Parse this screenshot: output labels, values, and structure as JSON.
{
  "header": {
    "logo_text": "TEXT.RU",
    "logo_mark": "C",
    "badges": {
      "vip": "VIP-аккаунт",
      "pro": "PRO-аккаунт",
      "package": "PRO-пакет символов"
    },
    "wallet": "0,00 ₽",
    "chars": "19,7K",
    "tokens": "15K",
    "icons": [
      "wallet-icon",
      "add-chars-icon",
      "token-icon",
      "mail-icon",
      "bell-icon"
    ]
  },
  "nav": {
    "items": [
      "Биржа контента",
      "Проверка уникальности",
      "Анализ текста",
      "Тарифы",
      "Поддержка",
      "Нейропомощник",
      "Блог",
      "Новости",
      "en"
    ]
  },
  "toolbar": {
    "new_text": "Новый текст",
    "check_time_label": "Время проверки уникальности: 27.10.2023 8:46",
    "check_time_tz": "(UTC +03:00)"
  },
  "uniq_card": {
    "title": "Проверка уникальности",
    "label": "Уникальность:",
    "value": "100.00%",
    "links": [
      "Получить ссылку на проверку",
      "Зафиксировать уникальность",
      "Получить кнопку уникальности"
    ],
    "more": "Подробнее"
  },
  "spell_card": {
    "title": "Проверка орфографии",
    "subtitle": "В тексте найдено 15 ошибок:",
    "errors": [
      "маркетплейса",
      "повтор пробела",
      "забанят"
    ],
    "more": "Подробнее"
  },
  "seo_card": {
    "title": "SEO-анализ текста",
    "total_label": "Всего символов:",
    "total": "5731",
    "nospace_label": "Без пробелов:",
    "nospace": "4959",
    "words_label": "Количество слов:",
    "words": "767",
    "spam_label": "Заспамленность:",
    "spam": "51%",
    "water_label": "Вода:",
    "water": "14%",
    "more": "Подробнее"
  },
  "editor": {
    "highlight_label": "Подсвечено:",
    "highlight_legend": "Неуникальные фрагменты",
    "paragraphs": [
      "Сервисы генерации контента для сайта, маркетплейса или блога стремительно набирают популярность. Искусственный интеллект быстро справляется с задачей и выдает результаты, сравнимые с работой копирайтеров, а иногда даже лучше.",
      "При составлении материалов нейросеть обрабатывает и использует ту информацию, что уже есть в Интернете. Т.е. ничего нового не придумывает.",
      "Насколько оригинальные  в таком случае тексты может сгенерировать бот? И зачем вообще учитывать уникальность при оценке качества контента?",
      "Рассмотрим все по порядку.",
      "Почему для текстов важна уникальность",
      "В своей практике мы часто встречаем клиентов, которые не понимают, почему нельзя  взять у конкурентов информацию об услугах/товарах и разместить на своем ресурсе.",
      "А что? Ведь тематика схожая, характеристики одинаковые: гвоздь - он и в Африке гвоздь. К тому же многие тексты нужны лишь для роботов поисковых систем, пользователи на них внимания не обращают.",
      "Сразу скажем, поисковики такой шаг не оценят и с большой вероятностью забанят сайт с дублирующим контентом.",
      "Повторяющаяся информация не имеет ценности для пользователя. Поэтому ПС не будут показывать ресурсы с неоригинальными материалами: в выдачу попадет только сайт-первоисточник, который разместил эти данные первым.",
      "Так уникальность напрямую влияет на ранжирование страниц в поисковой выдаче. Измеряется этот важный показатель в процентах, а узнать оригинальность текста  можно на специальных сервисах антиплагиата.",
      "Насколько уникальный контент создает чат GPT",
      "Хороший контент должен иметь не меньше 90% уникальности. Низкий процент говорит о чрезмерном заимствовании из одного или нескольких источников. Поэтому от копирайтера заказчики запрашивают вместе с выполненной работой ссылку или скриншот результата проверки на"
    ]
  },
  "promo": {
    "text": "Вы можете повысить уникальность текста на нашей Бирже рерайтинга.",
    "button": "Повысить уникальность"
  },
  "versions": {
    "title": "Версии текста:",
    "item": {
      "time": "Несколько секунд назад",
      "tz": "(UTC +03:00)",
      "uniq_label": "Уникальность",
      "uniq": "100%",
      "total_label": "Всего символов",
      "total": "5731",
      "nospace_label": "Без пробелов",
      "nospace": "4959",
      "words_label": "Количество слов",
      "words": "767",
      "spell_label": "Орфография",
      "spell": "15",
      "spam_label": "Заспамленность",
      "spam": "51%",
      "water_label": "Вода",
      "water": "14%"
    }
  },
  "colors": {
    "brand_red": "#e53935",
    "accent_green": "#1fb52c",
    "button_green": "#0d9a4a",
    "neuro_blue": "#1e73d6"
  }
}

=-=-=

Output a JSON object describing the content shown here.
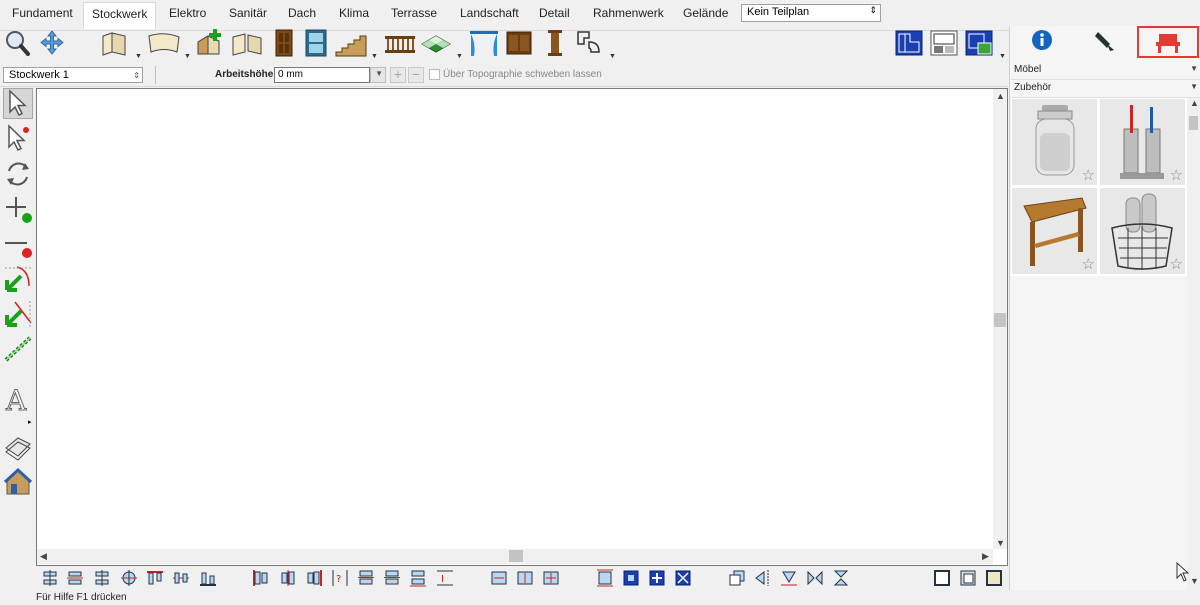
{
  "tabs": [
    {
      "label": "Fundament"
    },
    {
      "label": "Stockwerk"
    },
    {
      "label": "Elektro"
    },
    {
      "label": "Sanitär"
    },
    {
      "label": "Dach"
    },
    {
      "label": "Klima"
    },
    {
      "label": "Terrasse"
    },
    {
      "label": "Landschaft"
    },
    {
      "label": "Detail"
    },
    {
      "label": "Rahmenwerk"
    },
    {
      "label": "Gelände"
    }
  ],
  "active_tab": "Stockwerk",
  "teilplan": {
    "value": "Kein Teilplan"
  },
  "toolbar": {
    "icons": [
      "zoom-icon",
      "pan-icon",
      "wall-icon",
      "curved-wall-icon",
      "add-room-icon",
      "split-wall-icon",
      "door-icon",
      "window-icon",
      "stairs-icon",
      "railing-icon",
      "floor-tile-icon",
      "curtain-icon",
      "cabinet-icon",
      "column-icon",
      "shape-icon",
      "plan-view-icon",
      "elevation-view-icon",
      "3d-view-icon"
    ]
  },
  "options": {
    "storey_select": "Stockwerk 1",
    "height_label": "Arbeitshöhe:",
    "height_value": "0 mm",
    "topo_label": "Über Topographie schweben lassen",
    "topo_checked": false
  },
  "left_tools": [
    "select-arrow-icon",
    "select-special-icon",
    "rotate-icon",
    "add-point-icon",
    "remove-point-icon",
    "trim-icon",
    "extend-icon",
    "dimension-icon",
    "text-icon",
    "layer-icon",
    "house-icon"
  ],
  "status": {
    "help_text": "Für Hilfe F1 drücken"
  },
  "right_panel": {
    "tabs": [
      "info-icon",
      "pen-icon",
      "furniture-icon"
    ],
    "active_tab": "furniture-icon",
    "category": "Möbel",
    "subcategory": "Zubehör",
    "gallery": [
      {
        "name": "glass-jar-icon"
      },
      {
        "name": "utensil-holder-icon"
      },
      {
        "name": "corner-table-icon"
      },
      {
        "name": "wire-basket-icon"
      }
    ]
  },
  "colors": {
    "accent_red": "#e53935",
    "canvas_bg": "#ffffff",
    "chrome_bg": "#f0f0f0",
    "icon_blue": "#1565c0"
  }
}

=-=-=

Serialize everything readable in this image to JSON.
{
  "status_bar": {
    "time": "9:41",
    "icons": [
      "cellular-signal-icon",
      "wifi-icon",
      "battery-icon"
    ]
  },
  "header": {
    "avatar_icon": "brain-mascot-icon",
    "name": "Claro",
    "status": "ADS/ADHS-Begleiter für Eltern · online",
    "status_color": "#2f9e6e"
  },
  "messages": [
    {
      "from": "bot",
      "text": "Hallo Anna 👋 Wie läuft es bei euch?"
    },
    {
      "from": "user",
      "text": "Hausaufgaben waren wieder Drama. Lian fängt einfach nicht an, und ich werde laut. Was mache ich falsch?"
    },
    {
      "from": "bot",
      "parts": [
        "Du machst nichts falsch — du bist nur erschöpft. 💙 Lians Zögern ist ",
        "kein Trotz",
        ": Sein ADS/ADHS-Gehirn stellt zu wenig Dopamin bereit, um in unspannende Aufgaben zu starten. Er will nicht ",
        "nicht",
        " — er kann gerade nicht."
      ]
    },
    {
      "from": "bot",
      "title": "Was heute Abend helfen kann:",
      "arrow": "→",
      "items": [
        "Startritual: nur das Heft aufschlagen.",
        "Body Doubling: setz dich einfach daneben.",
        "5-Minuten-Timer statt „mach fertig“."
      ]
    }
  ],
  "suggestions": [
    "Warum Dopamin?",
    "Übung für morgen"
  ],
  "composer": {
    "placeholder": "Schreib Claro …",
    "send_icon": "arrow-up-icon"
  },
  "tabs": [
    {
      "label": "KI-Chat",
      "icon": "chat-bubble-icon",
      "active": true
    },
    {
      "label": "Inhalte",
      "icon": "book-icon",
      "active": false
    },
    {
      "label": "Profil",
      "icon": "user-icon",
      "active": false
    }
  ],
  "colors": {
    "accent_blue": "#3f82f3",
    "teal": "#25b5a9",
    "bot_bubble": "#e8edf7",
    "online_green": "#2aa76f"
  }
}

=-=-=

What is being asked
List every line above that holds the word "ADHS".

Response to the exercise
    "status": "ADS/ADHS-Begleiter für Eltern · online",
        ": Sein ADS/ADHS-Gehirn stellt zu wenig Dopamin bereit, um in unspannende Aufgaben zu starten. Er will nicht ",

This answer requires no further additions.